### SET EXERCISE
Repeat each record exactly. Any picture gets left out.

**** RECORD EXTRACTS ****

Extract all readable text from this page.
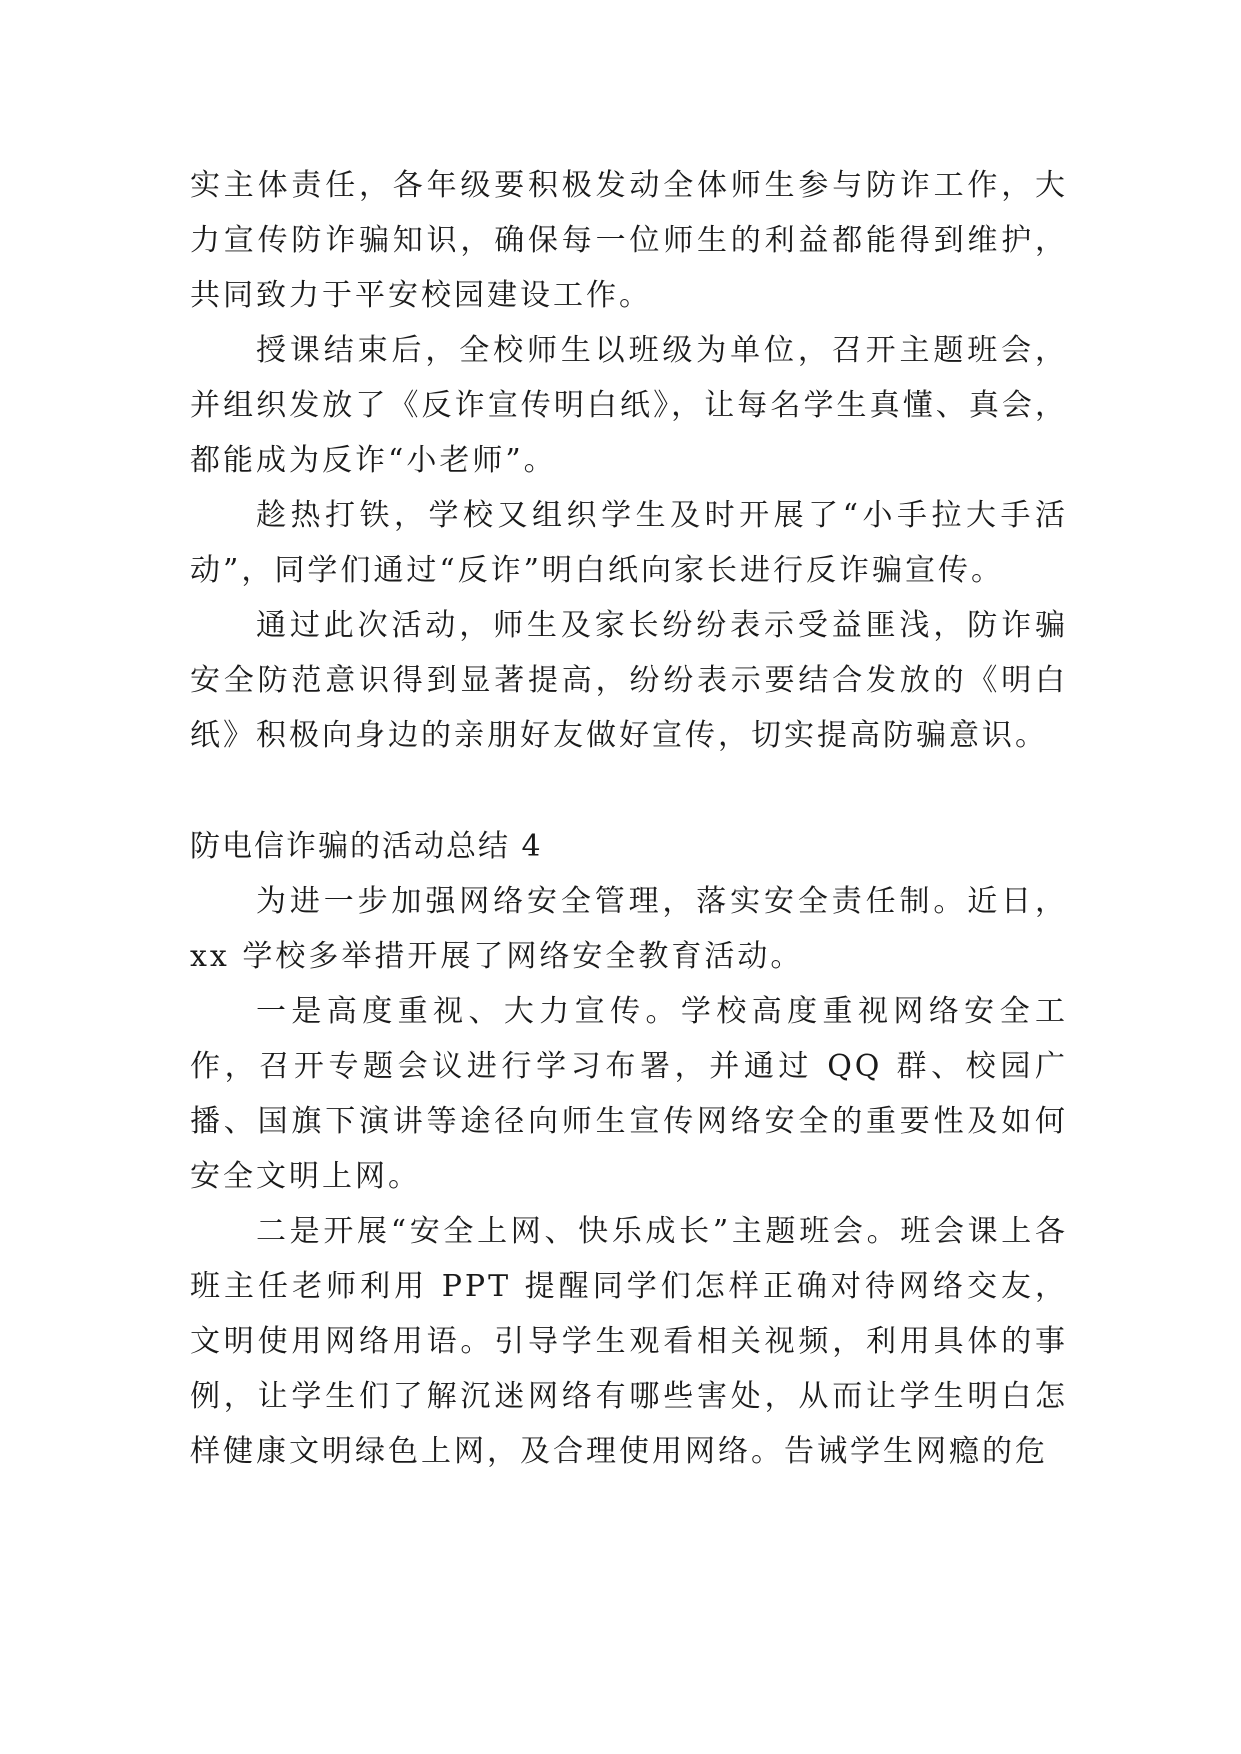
实主体责任，各年级要积极发动全体师生参与防诈工作，大力宣传防诈骗知识，确保每一位师生的利益都能得到维护，共同致力于平安校园建设工作。

授课结束后，全校师生以班级为单位，召开主题班会，并组织发放了《反诈宣传明白纸》，让每名学生真懂、真会，都能成为反诈“小老师”。

趁热打铁，学校又组织学生及时开展了“小手拉大手活动”，同学们通过“反诈”明白纸向家长进行反诈骗宣传。

通过此次活动，师生及家长纷纷表示受益匪浅，防诈骗安全防范意识得到显著提高，纷纷表示要结合发放的《明白纸》积极向身边的亲朋好友做好宣传，切实提高防骗意识。

防电信诈骗的活动总结 4

为进一步加强网络安全管理，落实安全责任制。近日，xx 学校多举措开展了网络安全教育活动。

一是高度重视、大力宣传。学校高度重视网络安全工作，召开专题会议进行学习布署，并通过 QQ 群、校园广播、国旗下演讲等途径向师生宣传网络安全的重要性及如何安全文明上网。

二是开展“安全上网、快乐成长”主题班会。班会课上各班主任老师利用 PPT 提醒同学们怎样正确对待网络交友，文明使用网络用语。引导学生观看相关视频，利用具体的事例，让学生们了解沉迷网络有哪些害处，从而让学生明白怎样健康文明绿色上网，及合理使用网络。告诫学生网瘾的危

****

### REPLY
Extract all readable text from this page.
实主体责任，各年级要积极发动全体师生参与防诈工作，大力宣传防诈骗知识，确保每一位师生的利益都能得到维护，共同致力于平安校园建设工作。

授课结束后，全校师生以班级为单位，召开主题班会，并组织发放了《反诈宣传明白纸》，让每名学生真懂、真会，都能成为反诈“小老师”。

趁热打铁，学校又组织学生及时开展了“小手拉大手活动”，同学们通过“反诈”明白纸向家长进行反诈骗宣传。

通过此次活动，师生及家长纷纷表示受益匪浅，防诈骗安全防范意识得到显著提高，纷纷表示要结合发放的《明白纸》积极向身边的亲朋好友做好宣传，切实提高防骗意识。

防电信诈骗的活动总结 4

为进一步加强网络安全管理，落实安全责任制。近日，xx 学校多举措开展了网络安全教育活动。

一是高度重视、大力宣传。学校高度重视网络安全工作，召开专题会议进行学习布署，并通过 QQ 群、校园广播、国旗下演讲等途径向师生宣传网络安全的重要性及如何安全文明上网。

二是开展“安全上网、快乐成长”主题班会。班会课上各班主任老师利用 PPT 提醒同学们怎样正确对待网络交友，文明使用网络用语。引导学生观看相关视频，利用具体的事例，让学生们了解沉迷网络有哪些害处，从而让学生明白怎样健康文明绿色上网，及合理使用网络。告诫学生网瘾的危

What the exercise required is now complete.